[Task to complete]:
Repeat the whole listing below, word for word.

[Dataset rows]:
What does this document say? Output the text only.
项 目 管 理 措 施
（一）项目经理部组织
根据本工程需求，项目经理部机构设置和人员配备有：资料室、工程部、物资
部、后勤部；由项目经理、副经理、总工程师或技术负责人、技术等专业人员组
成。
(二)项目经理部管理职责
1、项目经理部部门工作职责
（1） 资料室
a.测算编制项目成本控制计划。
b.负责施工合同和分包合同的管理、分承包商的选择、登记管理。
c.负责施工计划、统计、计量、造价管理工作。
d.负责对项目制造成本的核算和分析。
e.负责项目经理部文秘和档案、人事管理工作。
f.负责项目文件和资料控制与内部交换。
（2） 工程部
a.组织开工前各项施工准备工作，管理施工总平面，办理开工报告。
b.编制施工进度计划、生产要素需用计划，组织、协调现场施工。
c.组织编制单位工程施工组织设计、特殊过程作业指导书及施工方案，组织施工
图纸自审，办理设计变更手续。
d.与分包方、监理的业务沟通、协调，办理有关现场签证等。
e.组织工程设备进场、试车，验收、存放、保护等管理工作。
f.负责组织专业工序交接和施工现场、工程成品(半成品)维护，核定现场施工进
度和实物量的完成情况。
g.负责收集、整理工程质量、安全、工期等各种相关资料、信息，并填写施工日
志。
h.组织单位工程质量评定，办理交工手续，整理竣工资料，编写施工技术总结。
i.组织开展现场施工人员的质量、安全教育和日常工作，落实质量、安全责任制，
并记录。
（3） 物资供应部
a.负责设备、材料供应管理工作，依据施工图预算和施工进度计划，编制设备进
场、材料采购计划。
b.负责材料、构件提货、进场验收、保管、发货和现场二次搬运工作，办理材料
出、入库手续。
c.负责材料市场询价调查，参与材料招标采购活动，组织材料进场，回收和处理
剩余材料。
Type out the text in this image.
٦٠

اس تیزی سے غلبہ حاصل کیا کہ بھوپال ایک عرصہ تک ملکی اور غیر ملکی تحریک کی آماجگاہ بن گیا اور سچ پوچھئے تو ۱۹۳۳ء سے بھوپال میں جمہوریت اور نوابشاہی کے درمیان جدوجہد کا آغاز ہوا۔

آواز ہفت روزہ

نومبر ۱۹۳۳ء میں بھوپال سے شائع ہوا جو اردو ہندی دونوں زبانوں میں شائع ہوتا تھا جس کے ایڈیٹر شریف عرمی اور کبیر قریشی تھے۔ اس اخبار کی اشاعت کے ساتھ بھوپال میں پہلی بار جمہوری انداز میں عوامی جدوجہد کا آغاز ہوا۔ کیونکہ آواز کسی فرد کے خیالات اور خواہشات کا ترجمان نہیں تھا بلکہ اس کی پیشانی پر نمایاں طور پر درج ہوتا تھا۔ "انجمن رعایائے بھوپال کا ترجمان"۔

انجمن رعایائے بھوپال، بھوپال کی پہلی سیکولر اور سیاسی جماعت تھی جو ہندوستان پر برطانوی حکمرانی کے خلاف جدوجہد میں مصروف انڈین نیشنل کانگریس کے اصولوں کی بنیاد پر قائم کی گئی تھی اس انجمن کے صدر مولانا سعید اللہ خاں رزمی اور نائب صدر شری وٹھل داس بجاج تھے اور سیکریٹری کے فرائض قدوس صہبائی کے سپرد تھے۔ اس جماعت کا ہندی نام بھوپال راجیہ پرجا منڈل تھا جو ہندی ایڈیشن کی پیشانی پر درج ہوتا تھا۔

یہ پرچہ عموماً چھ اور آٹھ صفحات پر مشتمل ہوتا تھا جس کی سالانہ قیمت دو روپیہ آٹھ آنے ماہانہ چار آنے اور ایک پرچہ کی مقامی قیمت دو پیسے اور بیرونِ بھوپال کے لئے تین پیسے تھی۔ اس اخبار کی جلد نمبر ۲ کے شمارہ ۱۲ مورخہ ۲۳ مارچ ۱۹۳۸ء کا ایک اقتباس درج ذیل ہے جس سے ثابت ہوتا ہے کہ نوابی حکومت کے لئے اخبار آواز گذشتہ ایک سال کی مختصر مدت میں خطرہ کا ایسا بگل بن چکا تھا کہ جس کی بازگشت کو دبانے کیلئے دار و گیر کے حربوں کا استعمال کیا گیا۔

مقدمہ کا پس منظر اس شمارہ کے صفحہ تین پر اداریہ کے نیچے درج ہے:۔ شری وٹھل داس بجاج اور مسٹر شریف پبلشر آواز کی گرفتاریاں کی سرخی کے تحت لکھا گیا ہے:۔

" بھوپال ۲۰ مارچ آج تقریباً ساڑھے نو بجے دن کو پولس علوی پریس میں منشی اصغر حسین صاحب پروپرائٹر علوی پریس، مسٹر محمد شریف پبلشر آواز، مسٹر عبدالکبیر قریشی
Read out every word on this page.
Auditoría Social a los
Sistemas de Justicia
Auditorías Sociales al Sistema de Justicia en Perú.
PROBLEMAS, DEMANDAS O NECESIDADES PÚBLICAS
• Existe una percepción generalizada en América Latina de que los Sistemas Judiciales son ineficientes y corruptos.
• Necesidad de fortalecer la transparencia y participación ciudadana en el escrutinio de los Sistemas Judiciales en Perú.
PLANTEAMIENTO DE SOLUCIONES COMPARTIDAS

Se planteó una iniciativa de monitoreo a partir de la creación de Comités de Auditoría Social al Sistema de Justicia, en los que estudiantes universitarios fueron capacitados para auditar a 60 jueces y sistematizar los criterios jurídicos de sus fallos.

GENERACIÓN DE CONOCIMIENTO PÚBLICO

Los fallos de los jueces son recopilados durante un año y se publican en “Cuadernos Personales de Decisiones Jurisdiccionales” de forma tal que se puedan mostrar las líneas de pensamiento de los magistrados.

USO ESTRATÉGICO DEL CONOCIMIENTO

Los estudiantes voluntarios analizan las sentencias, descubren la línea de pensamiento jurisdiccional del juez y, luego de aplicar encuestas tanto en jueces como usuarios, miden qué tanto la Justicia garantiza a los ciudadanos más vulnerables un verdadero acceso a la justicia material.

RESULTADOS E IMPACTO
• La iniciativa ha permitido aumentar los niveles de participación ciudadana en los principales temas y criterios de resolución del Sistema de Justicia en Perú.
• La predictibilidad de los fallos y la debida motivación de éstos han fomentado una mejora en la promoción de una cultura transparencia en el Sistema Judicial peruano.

[Expected output]:
What does this document say? Output the text only.
项 目 管 理 措 施
（一）项目经理部组织
根据本工程需求，项目经理部机构设置和人员配备有：资料室、工程部、物资
部、后勤部；由项目经理、副经理、总工程师或技术负责人、技术等专业人员组
成。
(二)项目经理部管理职责
1、项目经理部部门工作职责
（1） 资料室
a.测算编制项目成本控制计划。
b.负责施工合同和分包合同的管理、分承包商的选择、登记管理。
c.负责施工计划、统计、计量、造价管理工作。
d.负责对项目制造成本的核算和分析。
e.负责项目经理部文秘和档案、人事管理工作。
f.负责项目文件和资料控制与内部交换。
（2） 工程部
a.组织开工前各项施工准备工作，管理施工总平面，办理开工报告。
b.编制施工进度计划、生产要素需用计划，组织、协调现场施工。
c.组织编制单位工程施工组织设计、特殊过程作业指导书及施工方案，组织施工
图纸自审，办理设计变更手续。
d.与分包方、监理的业务沟通、协调，办理有关现场签证等。
e.组织工程设备进场、试车，验收、存放、保护等管理工作。
f.负责组织专业工序交接和施工现场、工程成品(半成品)维护，核定现场施工进
度和实物量的完成情况。
g.负责收集、整理工程质量、安全、工期等各种相关资料、信息，并填写施工日
志。
h.组织单位工程质量评定，办理交工手续，整理竣工资料，编写施工技术总结。
i.组织开展现场施工人员的质量、安全教育和日常工作，落实质量、安全责任制，
并记录。
（3） 物资供应部
a.负责设备、材料供应管理工作，依据施工图预算和施工进度计划，编制设备进
场、材料采购计划。
b.负责材料、构件提货、进场验收、保管、发货和现场二次搬运工作，办理材料
出、入库手续。
c.负责材料市场询价调查，参与材料招标采购活动，组织材料进场，回收和处理
剩余材料。
Type out the text in this image.
٦٠

اس تیزی سے غلبہ حاصل کیا کہ بھوپال ایک عرصہ تک ملکی اور غیر ملکی تحریک کی آماجگاہ بن گیا اور سچ پوچھئے تو ۱۹۳۳ء سے بھوپال میں جمہوریت اور نوابشاہی کے درمیان جدوجہد کا آغاز ہوا۔

آواز ہفت روزہ

نومبر ۱۹۳۳ء میں بھوپال سے شائع ہوا جو اردو ہندی دونوں زبانوں میں شائع ہوتا تھا جس کے ایڈیٹر شریف عرمی اور کبیر قریشی تھے۔ اس اخبار کی اشاعت کے ساتھ بھوپال میں پہلی بار جمہوری انداز میں عوامی جدوجہد کا آغاز ہوا۔ کیونکہ آواز کسی فرد کے خیالات اور خواہشات کا ترجمان نہیں تھا بلکہ اس کی پیشانی پر نمایاں طور پر درج ہوتا تھا۔ "انجمن رعایائے بھوپال کا ترجمان"۔

انجمن رعایائے بھوپال، بھوپال کی پہلی سیکولر اور سیاسی جماعت تھی جو ہندوستان پر برطانوی حکمرانی کے خلاف جدوجہد میں مصروف انڈین نیشنل کانگریس کے اصولوں کی بنیاد پر قائم کی گئی تھی اس انجمن کے صدر مولانا سعید اللہ خاں رزمی اور نائب صدر شری وٹھل داس بجاج تھے اور سیکریٹری کے فرائض قدوس صہبائی کے سپرد تھے۔ اس جماعت کا ہندی نام بھوپال راجیہ پرجا منڈل تھا جو ہندی ایڈیشن کی پیشانی پر درج ہوتا تھا۔

یہ پرچہ عموماً چھ اور آٹھ صفحات پر مشتمل ہوتا تھا جس کی سالانہ قیمت دو روپیہ آٹھ آنے ماہانہ چار آنے اور ایک پرچہ کی مقامی قیمت دو پیسے اور بیرونِ بھوپال کے لئے تین پیسے تھی۔ اس اخبار کی جلد نمبر ۲ کے شمارہ ۱۲ مورخہ ۲۳ مارچ ۱۹۳۸ء کا ایک اقتباس درج ذیل ہے جس سے ثابت ہوتا ہے کہ نوابی حکومت کے لئے اخبار آواز گذشتہ ایک سال کی مختصر مدت میں خطرہ کا ایسا بگل بن چکا تھا کہ جس کی بازگشت کو دبانے کیلئے دار و گیر کے حربوں کا استعمال کیا گیا۔

مقدمہ کا پس منظر اس شمارہ کے صفحہ تین پر اداریہ کے نیچے درج ہے:۔ شری وٹھل داس بجاج اور مسٹر شریف پبلشر آواز کی گرفتاریاں کی سرخی کے تحت لکھا گیا ہے:۔

" بھوپال ۲۰ مارچ آج تقریباً ساڑھے نو بجے دن کو پولس علوی پریس میں منشی اصغر حسین صاحب پروپرائٹر علوی پریس، مسٹر محمد شریف پبلشر آواز، مسٹر عبدالکبیر قریشی
Read out every word on this page.
Auditoría Social a los
Sistemas de Justicia
Auditorías Sociales al Sistema de Justicia en Perú.
PROBLEMAS, DEMANDAS O NECESIDADES PÚBLICAS
• Existe una percepción generalizada en América Latina de que los Sistemas Judiciales son ineficientes y corruptos.
• Necesidad de fortalecer la transparencia y participación ciudadana en el escrutinio de los Sistemas Judiciales en Perú.
PLANTEAMIENTO DE SOLUCIONES COMPARTIDAS

Se planteó una iniciativa de monitoreo a partir de la creación de Comités de Auditoría Social al Sistema de Justicia, en los que estudiantes universitarios fueron capacitados para auditar a 60 jueces y sistematizar los criterios jurídicos de sus fallos.

GENERACIÓN DE CONOCIMIENTO PÚBLICO

Los fallos de los jueces son recopilados durante un año y se publican en “Cuadernos Personales de Decisiones Jurisdiccionales” de forma tal que se puedan mostrar las líneas de pensamiento de los magistrados.

USO ESTRATÉGICO DEL CONOCIMIENTO

Los estudiantes voluntarios analizan las sentencias, descubren la línea de pensamiento jurisdiccional del juez y, luego de aplicar encuestas tanto en jueces como usuarios, miden qué tanto la Justicia garantiza a los ciudadanos más vulnerables un verdadero acceso a la justicia material.

RESULTADOS E IMPACTO
• La iniciativa ha permitido aumentar los niveles de participación ciudadana en los principales temas y criterios de resolución del Sistema de Justicia en Perú.
• La predictibilidad de los fallos y la debida motivación de éstos han fomentado una mejora en la promoción de una cultura transparencia en el Sistema Judicial peruano.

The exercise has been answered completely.